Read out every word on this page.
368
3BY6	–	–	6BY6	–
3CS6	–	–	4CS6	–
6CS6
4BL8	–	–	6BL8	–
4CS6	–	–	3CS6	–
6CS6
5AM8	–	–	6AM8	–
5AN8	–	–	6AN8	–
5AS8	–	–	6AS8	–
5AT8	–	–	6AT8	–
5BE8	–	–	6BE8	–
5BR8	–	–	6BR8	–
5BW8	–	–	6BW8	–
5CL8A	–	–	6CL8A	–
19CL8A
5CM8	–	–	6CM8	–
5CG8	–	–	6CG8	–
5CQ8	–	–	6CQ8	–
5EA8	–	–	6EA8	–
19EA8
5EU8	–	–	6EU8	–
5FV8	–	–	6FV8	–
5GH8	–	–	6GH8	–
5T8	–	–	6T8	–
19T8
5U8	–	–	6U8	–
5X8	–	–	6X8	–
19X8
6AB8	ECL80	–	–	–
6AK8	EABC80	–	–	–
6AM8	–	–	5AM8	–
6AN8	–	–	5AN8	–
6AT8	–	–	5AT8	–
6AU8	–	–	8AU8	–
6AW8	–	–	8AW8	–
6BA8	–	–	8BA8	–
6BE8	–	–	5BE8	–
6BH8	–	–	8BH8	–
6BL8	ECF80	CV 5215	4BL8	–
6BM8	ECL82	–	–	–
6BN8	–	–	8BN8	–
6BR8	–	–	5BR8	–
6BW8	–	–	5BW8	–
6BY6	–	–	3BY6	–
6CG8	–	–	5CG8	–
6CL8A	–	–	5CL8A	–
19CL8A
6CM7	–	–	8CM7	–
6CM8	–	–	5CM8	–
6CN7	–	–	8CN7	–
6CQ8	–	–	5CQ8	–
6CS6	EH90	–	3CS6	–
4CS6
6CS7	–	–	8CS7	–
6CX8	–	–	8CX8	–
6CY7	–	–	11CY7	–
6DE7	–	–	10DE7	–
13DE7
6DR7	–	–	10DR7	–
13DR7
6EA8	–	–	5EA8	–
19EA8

- - -

• _PROBLEM TO SOLVE_: Return the entries above exactly as they appear.

• _SOLUTION FOR THIS EXERCISE_:
Read out every word on this page.
368
3BY6	–	–	6BY6	–
3CS6	–	–	4CS6	–
6CS6
4BL8	–	–	6BL8	–
4CS6	–	–	3CS6	–
6CS6
5AM8	–	–	6AM8	–
5AN8	–	–	6AN8	–
5AS8	–	–	6AS8	–
5AT8	–	–	6AT8	–
5BE8	–	–	6BE8	–
5BR8	–	–	6BR8	–
5BW8	–	–	6BW8	–
5CL8A	–	–	6CL8A	–
19CL8A
5CM8	–	–	6CM8	–
5CG8	–	–	6CG8	–
5CQ8	–	–	6CQ8	–
5EA8	–	–	6EA8	–
19EA8
5EU8	–	–	6EU8	–
5FV8	–	–	6FV8	–
5GH8	–	–	6GH8	–
5T8	–	–	6T8	–
19T8
5U8	–	–	6U8	–
5X8	–	–	6X8	–
19X8
6AB8	ECL80	–	–	–
6AK8	EABC80	–	–	–
6AM8	–	–	5AM8	–
6AN8	–	–	5AN8	–
6AT8	–	–	5AT8	–
6AU8	–	–	8AU8	–
6AW8	–	–	8AW8	–
6BA8	–	–	8BA8	–
6BE8	–	–	5BE8	–
6BH8	–	–	8BH8	–
6BL8	ECF80	CV 5215	4BL8	–
6BM8	ECL82	–	–	–
6BN8	–	–	8BN8	–
6BR8	–	–	5BR8	–
6BW8	–	–	5BW8	–
6BY6	–	–	3BY6	–
6CG8	–	–	5CG8	–
6CL8A	–	–	5CL8A	–
19CL8A
6CM7	–	–	8CM7	–
6CM8	–	–	5CM8	–
6CN7	–	–	8CN7	–
6CQ8	–	–	5CQ8	–
6CS6	EH90	–	3CS6	–
4CS6
6CS7	–	–	8CS7	–
6CX8	–	–	8CX8	–
6CY7	–	–	11CY7	–
6DE7	–	–	10DE7	–
13DE7
6DR7	–	–	10DR7	–
13DR7
6EA8	–	–	5EA8	–
19EA8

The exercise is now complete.